DESCRIPTION OF THE TASK: Every record should be copied exactly, except that pictures are to be omitted.

PROVIDED ENTRIES:
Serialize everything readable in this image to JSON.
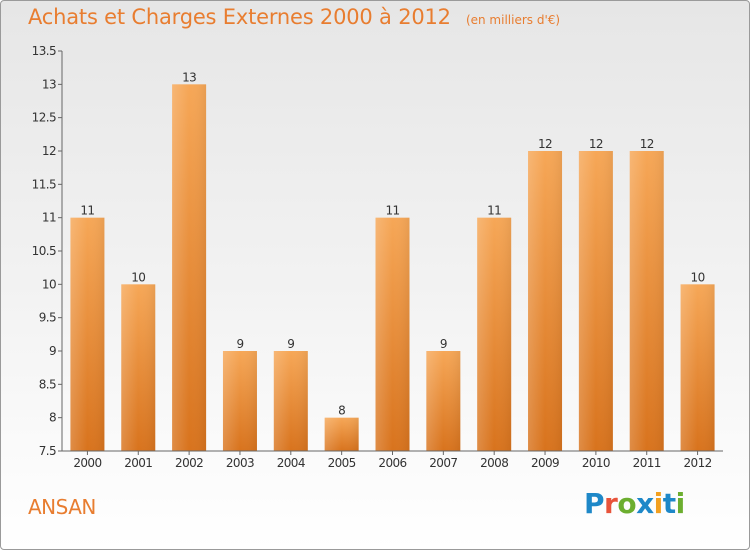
{
  "header": {
    "title": "Achats et Charges Externes 2000 à 2012",
    "unit": "(en milliers d'€)"
  },
  "footer": {
    "commune": "ANSAN",
    "logo_text": "Proxiti"
  },
  "colors": {
    "title": "#e87d30",
    "bar_top": "#f6a757",
    "bar_bottom": "#d8731d",
    "axis": "#666666"
  },
  "chart_data": {
    "type": "bar",
    "title": "Achats et Charges Externes 2000 à 2012",
    "xlabel": "",
    "ylabel": "",
    "categories": [
      "2000",
      "2001",
      "2002",
      "2003",
      "2004",
      "2005",
      "2006",
      "2007",
      "2008",
      "2009",
      "2010",
      "2011",
      "2012"
    ],
    "values": [
      11,
      10,
      13,
      9,
      9,
      8,
      11,
      9,
      11,
      12,
      12,
      12,
      10
    ],
    "ylim": [
      7.5,
      13.5
    ],
    "yticks": [
      7.5,
      8,
      8.5,
      9,
      9.5,
      10,
      10.5,
      11,
      11.5,
      12,
      12.5,
      13,
      13.5
    ],
    "grid": false,
    "legend": "none"
  }
}
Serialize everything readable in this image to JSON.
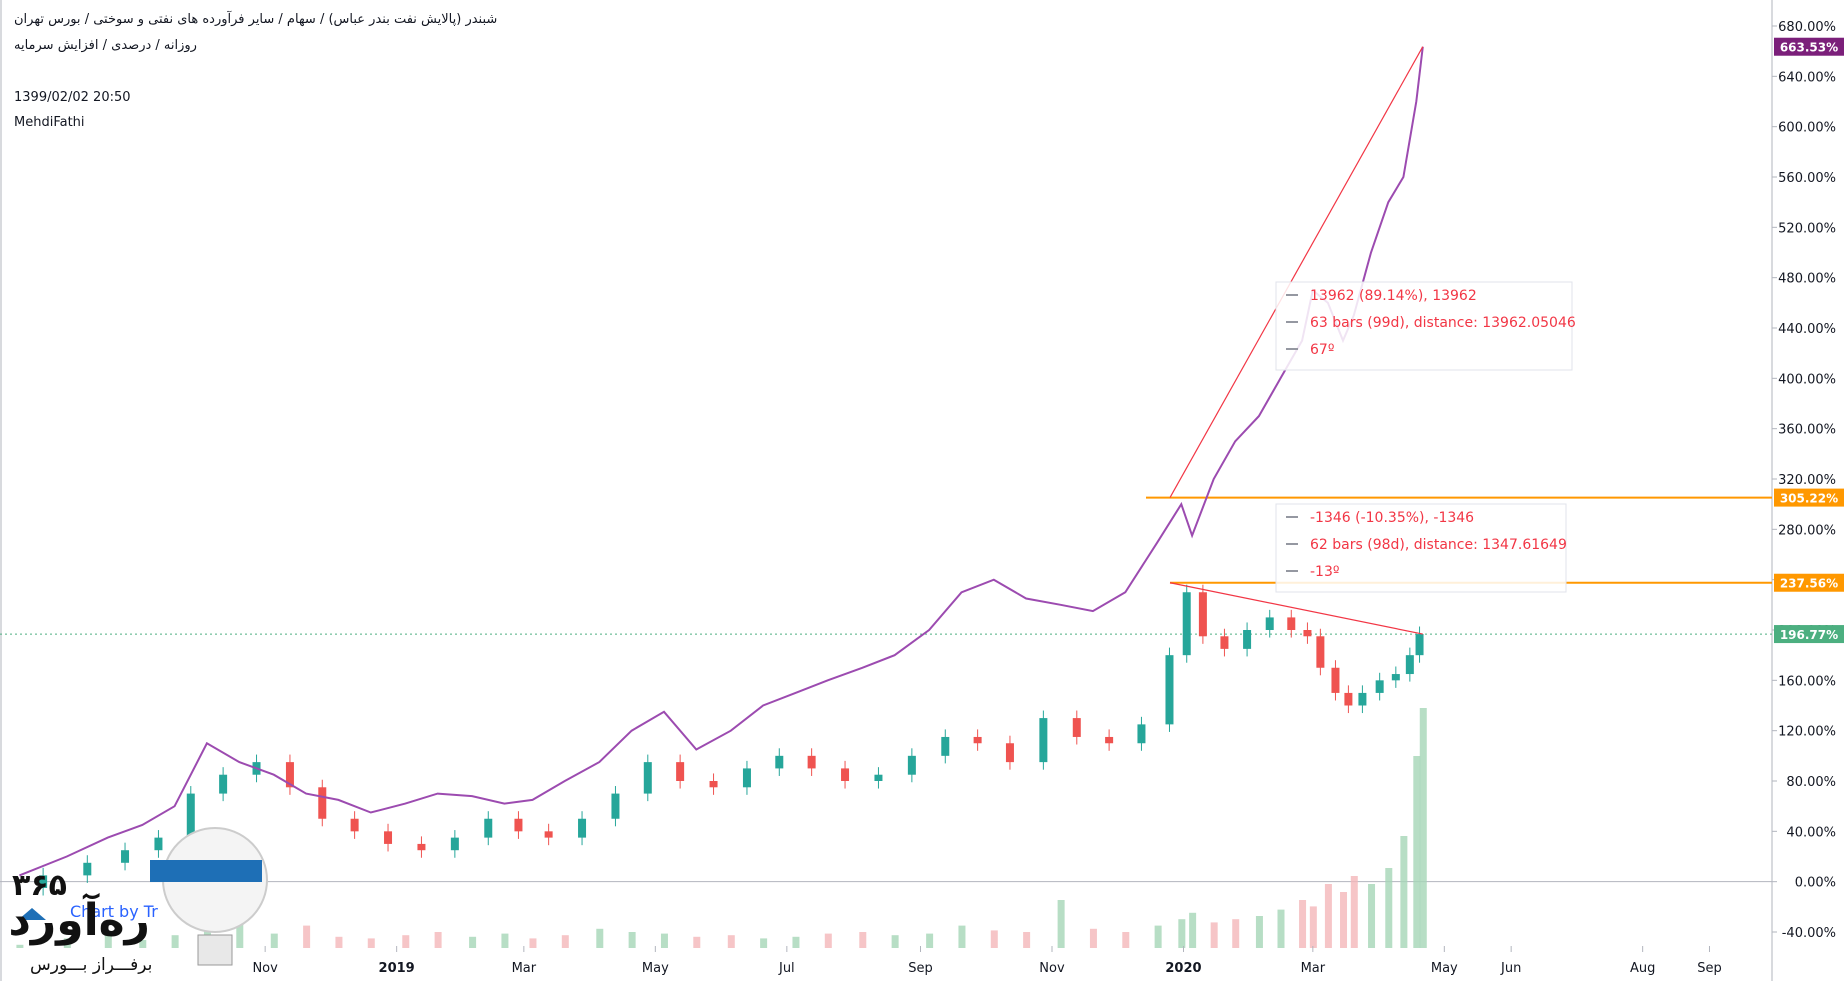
{
  "header": {
    "line1": "شبندر (پالایش نفت بندر عباس) / سهام / سایر فرآورده های نفتی و سوختی / بورس تهران",
    "line2": "روزانه / درصدی / افزایش سرمایه",
    "datetime": "1399/02/02 20:50",
    "author": "MehdiFathi"
  },
  "colors": {
    "compare_line": "#9c4bb0",
    "candle_up": "#26a69a",
    "candle_down": "#ef5350",
    "orange_level": "#ff9800",
    "trend_line": "#f23645",
    "current_price_label": "#4caf80",
    "badge_compare": "#7b1f7a"
  },
  "chart_data": {
    "type": "line",
    "scale": "percent",
    "ylim": [
      -40,
      680
    ],
    "y_ticks": [
      "680.00%",
      "640.00%",
      "600.00%",
      "560.00%",
      "520.00%",
      "480.00%",
      "440.00%",
      "400.00%",
      "360.00%",
      "320.00%",
      "280.00%",
      "240.00%",
      "200.00%",
      "160.00%",
      "120.00%",
      "80.00%",
      "40.00%",
      "0.00%",
      "-40.00%"
    ],
    "x_ticks": [
      "Nov",
      "2019",
      "Mar",
      "May",
      "Jul",
      "Sep",
      "Nov",
      "2020",
      "Mar",
      "May",
      "Jun",
      "Aug",
      "Sep"
    ],
    "price_labels": [
      {
        "text": "663.53%",
        "value": 663.53,
        "kind": "compare"
      },
      {
        "text": "305.22%",
        "value": 305.22,
        "kind": "orange"
      },
      {
        "text": "237.56%",
        "value": 237.56,
        "kind": "orange"
      },
      {
        "text": "196.77%",
        "value": 196.77,
        "kind": "current"
      }
    ],
    "horizontal_levels": [
      305.22,
      237.56
    ],
    "series": [
      {
        "kind": "line",
        "x": [
          "2018-07-10",
          "2018-08-01",
          "2018-08-20",
          "2018-09-05",
          "2018-09-20",
          "2018-10-05",
          "2018-10-20",
          "2018-11-05",
          "2018-11-20",
          "2018-12-05",
          "2018-12-20",
          "2019-01-05",
          "2019-01-20",
          "2019-02-05",
          "2019-02-20",
          "2019-03-05",
          "2019-03-20",
          "2019-04-05",
          "2019-04-20",
          "2019-05-05",
          "2019-05-20",
          "2019-06-05",
          "2019-06-20",
          "2019-07-05",
          "2019-07-20",
          "2019-08-05",
          "2019-08-20",
          "2019-09-05",
          "2019-09-20",
          "2019-10-05",
          "2019-10-20",
          "2019-11-05",
          "2019-11-20",
          "2019-12-05",
          "2019-12-20",
          "2019-12-31",
          "2020-01-05",
          "2020-01-15",
          "2020-01-25",
          "2020-02-05",
          "2020-02-15",
          "2020-02-25",
          "2020-03-01",
          "2020-03-08",
          "2020-03-15",
          "2020-03-20",
          "2020-03-28",
          "2020-04-05",
          "2020-04-12",
          "2020-04-18",
          "2020-04-21"
        ],
        "values": [
          5,
          20,
          35,
          45,
          60,
          110,
          95,
          85,
          70,
          65,
          55,
          62,
          70,
          68,
          62,
          65,
          80,
          95,
          120,
          135,
          105,
          120,
          140,
          150,
          160,
          170,
          180,
          200,
          230,
          240,
          225,
          220,
          215,
          230,
          270,
          300,
          275,
          320,
          350,
          370,
          400,
          430,
          470,
          460,
          430,
          450,
          500,
          540,
          560,
          620,
          663.53
        ]
      },
      {
        "kind": "candles",
        "x": [
          "2018-07-10",
          "2018-08-01",
          "2018-08-20",
          "2018-09-05",
          "2018-09-20",
          "2018-10-05",
          "2018-10-20",
          "2018-11-05",
          "2018-11-20",
          "2018-12-05",
          "2018-12-20",
          "2019-01-05",
          "2019-01-20",
          "2019-02-05",
          "2019-02-20",
          "2019-03-05",
          "2019-03-20",
          "2019-04-05",
          "2019-04-20",
          "2019-05-05",
          "2019-05-20",
          "2019-06-05",
          "2019-06-20",
          "2019-07-05",
          "2019-07-20",
          "2019-08-05",
          "2019-08-20",
          "2019-09-05",
          "2019-09-20",
          "2019-10-05",
          "2019-10-20",
          "2019-11-05",
          "2019-11-20",
          "2019-12-05",
          "2019-12-20",
          "2019-12-31",
          "2020-01-05",
          "2020-01-15",
          "2020-01-25",
          "2020-02-05",
          "2020-02-15",
          "2020-02-25",
          "2020-03-01",
          "2020-03-08",
          "2020-03-15",
          "2020-03-20",
          "2020-03-28",
          "2020-04-05",
          "2020-04-12",
          "2020-04-18",
          "2020-04-21"
        ],
        "values": [
          -5,
          5,
          15,
          25,
          35,
          70,
          85,
          95,
          75,
          50,
          40,
          30,
          25,
          35,
          50,
          40,
          35,
          50,
          70,
          95,
          80,
          75,
          90,
          100,
          90,
          80,
          85,
          100,
          115,
          110,
          95,
          130,
          115,
          110,
          125,
          180,
          230,
          195,
          185,
          200,
          210,
          200,
          195,
          170,
          150,
          140,
          150,
          160,
          165,
          180,
          196.77
        ]
      },
      {
        "kind": "volume",
        "values": [
          2,
          6,
          10,
          5,
          8,
          12,
          18,
          9,
          14,
          7,
          6,
          8,
          10,
          7,
          9,
          6,
          8,
          12,
          10,
          9,
          7,
          8,
          6,
          7,
          9,
          10,
          8,
          9,
          14,
          11,
          10,
          30,
          12,
          10,
          14,
          18,
          22,
          16,
          18,
          20,
          24,
          30,
          26,
          40,
          35,
          45,
          40,
          50,
          70,
          120,
          150
        ]
      }
    ],
    "measure_up": {
      "line1": "13962 (89.14%), 13962",
      "line2": "63 bars (99d), distance: 13962.05046",
      "line3": "67º"
    },
    "measure_down": {
      "line1": "-1346 (-10.35%), -1346",
      "line2": "62 bars (98d), distance: 1347.61649",
      "line3": "-13º"
    }
  },
  "watermark": {
    "digits": "۳۶۵",
    "brand": "ره‌آورد",
    "tagline": "برفـــراز بـــورس",
    "tv_text": "Chart by Tr"
  }
}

THE REPLY:
Serialize everything readable in this image to JSON.
{
  "header": {
    "title": "Achats et Charges Externes 2000 à 2012",
    "unit": "(en milliers d'€)"
  },
  "footer": {
    "commune": "ANSAN",
    "logo_text": "Proxiti"
  },
  "colors": {
    "title": "#e87d30",
    "bar_top": "#f6a757",
    "bar_bottom": "#d8731d",
    "axis": "#666666"
  },
  "chart_data": {
    "type": "bar",
    "title": "Achats et Charges Externes 2000 à 2012",
    "xlabel": "",
    "ylabel": "",
    "categories": [
      "2000",
      "2001",
      "2002",
      "2003",
      "2004",
      "2005",
      "2006",
      "2007",
      "2008",
      "2009",
      "2010",
      "2011",
      "2012"
    ],
    "values": [
      11,
      10,
      13,
      9,
      9,
      8,
      11,
      9,
      11,
      12,
      12,
      12,
      10
    ],
    "ylim": [
      7.5,
      13.5
    ],
    "yticks": [
      7.5,
      8,
      8.5,
      9,
      9.5,
      10,
      10.5,
      11,
      11.5,
      12,
      12.5,
      13,
      13.5
    ],
    "grid": false,
    "legend": "none"
  }
}
Serialize everything readable in this image to JSON.
{
  "header": {
    "line1": "شبندر (پالایش نفت بندر عباس) / سهام / سایر فرآورده های نفتی و سوختی / بورس تهران",
    "line2": "روزانه / درصدی / افزایش سرمایه",
    "datetime": "1399/02/02 20:50",
    "author": "MehdiFathi"
  },
  "colors": {
    "compare_line": "#9c4bb0",
    "candle_up": "#26a69a",
    "candle_down": "#ef5350",
    "orange_level": "#ff9800",
    "trend_line": "#f23645",
    "current_price_label": "#4caf80",
    "badge_compare": "#7b1f7a"
  },
  "chart_data": {
    "type": "line",
    "scale": "percent",
    "ylim": [
      -40,
      680
    ],
    "y_ticks": [
      "680.00%",
      "640.00%",
      "600.00%",
      "560.00%",
      "520.00%",
      "480.00%",
      "440.00%",
      "400.00%",
      "360.00%",
      "320.00%",
      "280.00%",
      "240.00%",
      "200.00%",
      "160.00%",
      "120.00%",
      "80.00%",
      "40.00%",
      "0.00%",
      "-40.00%"
    ],
    "x_ticks": [
      "Nov",
      "2019",
      "Mar",
      "May",
      "Jul",
      "Sep",
      "Nov",
      "2020",
      "Mar",
      "May",
      "Jun",
      "Aug",
      "Sep"
    ],
    "price_labels": [
      {
        "text": "663.53%",
        "value": 663.53,
        "kind": "compare"
      },
      {
        "text": "305.22%",
        "value": 305.22,
        "kind": "orange"
      },
      {
        "text": "237.56%",
        "value": 237.56,
        "kind": "orange"
      },
      {
        "text": "196.77%",
        "value": 196.77,
        "kind": "current"
      }
    ],
    "horizontal_levels": [
      305.22,
      237.56
    ],
    "series": [
      {
        "kind": "line",
        "x": [
          "2018-07-10",
          "2018-08-01",
          "2018-08-20",
          "2018-09-05",
          "2018-09-20",
          "2018-10-05",
          "2018-10-20",
          "2018-11-05",
          "2018-11-20",
          "2018-12-05",
          "2018-12-20",
          "2019-01-05",
          "2019-01-20",
          "2019-02-05",
          "2019-02-20",
          "2019-03-05",
          "2019-03-20",
          "2019-04-05",
          "2019-04-20",
          "2019-05-05",
          "2019-05-20",
          "2019-06-05",
          "2019-06-20",
          "2019-07-05",
          "2019-07-20",
          "2019-08-05",
          "2019-08-20",
          "2019-09-05",
          "2019-09-20",
          "2019-10-05",
          "2019-10-20",
          "2019-11-05",
          "2019-11-20",
          "2019-12-05",
          "2019-12-20",
          "2019-12-31",
          "2020-01-05",
          "2020-01-15",
          "2020-01-25",
          "2020-02-05",
          "2020-02-15",
          "2020-02-25",
          "2020-03-01",
          "2020-03-08",
          "2020-03-15",
          "2020-03-20",
          "2020-03-28",
          "2020-04-05",
          "2020-04-12",
          "2020-04-18",
          "2020-04-21"
        ],
        "values": [
          5,
          20,
          35,
          45,
          60,
          110,
          95,
          85,
          70,
          65,
          55,
          62,
          70,
          68,
          62,
          65,
          80,
          95,
          120,
          135,
          105,
          120,
          140,
          150,
          160,
          170,
          180,
          200,
          230,
          240,
          225,
          220,
          215,
          230,
          270,
          300,
          275,
          320,
          350,
          370,
          400,
          430,
          470,
          460,
          430,
          450,
          500,
          540,
          560,
          620,
          663.53
        ]
      },
      {
        "kind": "candles",
        "x": [
          "2018-07-10",
          "2018-08-01",
          "2018-08-20",
          "2018-09-05",
          "2018-09-20",
          "2018-10-05",
          "2018-10-20",
          "2018-11-05",
          "2018-11-20",
          "2018-12-05",
          "2018-12-20",
          "2019-01-05",
          "2019-01-20",
          "2019-02-05",
          "2019-02-20",
          "2019-03-05",
          "2019-03-20",
          "2019-04-05",
          "2019-04-20",
          "2019-05-05",
          "2019-05-20",
          "2019-06-05",
          "2019-06-20",
          "2019-07-05",
          "2019-07-20",
          "2019-08-05",
          "2019-08-20",
          "2019-09-05",
          "2019-09-20",
          "2019-10-05",
          "2019-10-20",
          "2019-11-05",
          "2019-11-20",
          "2019-12-05",
          "2019-12-20",
          "2019-12-31",
          "2020-01-05",
          "2020-01-15",
          "2020-01-25",
          "2020-02-05",
          "2020-02-15",
          "2020-02-25",
          "2020-03-01",
          "2020-03-08",
          "2020-03-15",
          "2020-03-20",
          "2020-03-28",
          "2020-04-05",
          "2020-04-12",
          "2020-04-18",
          "2020-04-21"
        ],
        "values": [
          -5,
          5,
          15,
          25,
          35,
          70,
          85,
          95,
          75,
          50,
          40,
          30,
          25,
          35,
          50,
          40,
          35,
          50,
          70,
          95,
          80,
          75,
          90,
          100,
          90,
          80,
          85,
          100,
          115,
          110,
          95,
          130,
          115,
          110,
          125,
          180,
          230,
          195,
          185,
          200,
          210,
          200,
          195,
          170,
          150,
          140,
          150,
          160,
          165,
          180,
          196.77
        ]
      },
      {
        "kind": "volume",
        "values": [
          2,
          6,
          10,
          5,
          8,
          12,
          18,
          9,
          14,
          7,
          6,
          8,
          10,
          7,
          9,
          6,
          8,
          12,
          10,
          9,
          7,
          8,
          6,
          7,
          9,
          10,
          8,
          9,
          14,
          11,
          10,
          30,
          12,
          10,
          14,
          18,
          22,
          16,
          18,
          20,
          24,
          30,
          26,
          40,
          35,
          45,
          40,
          50,
          70,
          120,
          150
        ]
      }
    ],
    "measure_up": {
      "line1": "13962 (89.14%), 13962",
      "line2": "63 bars (99d), distance: 13962.05046",
      "line3": "67º"
    },
    "measure_down": {
      "line1": "-1346 (-10.35%), -1346",
      "line2": "62 bars (98d), distance: 1347.61649",
      "line3": "-13º"
    }
  },
  "watermark": {
    "digits": "۳۶۵",
    "brand": "ره‌آورد",
    "tagline": "برفـــراز بـــورس",
    "tv_text": "Chart by Tr"
  }
}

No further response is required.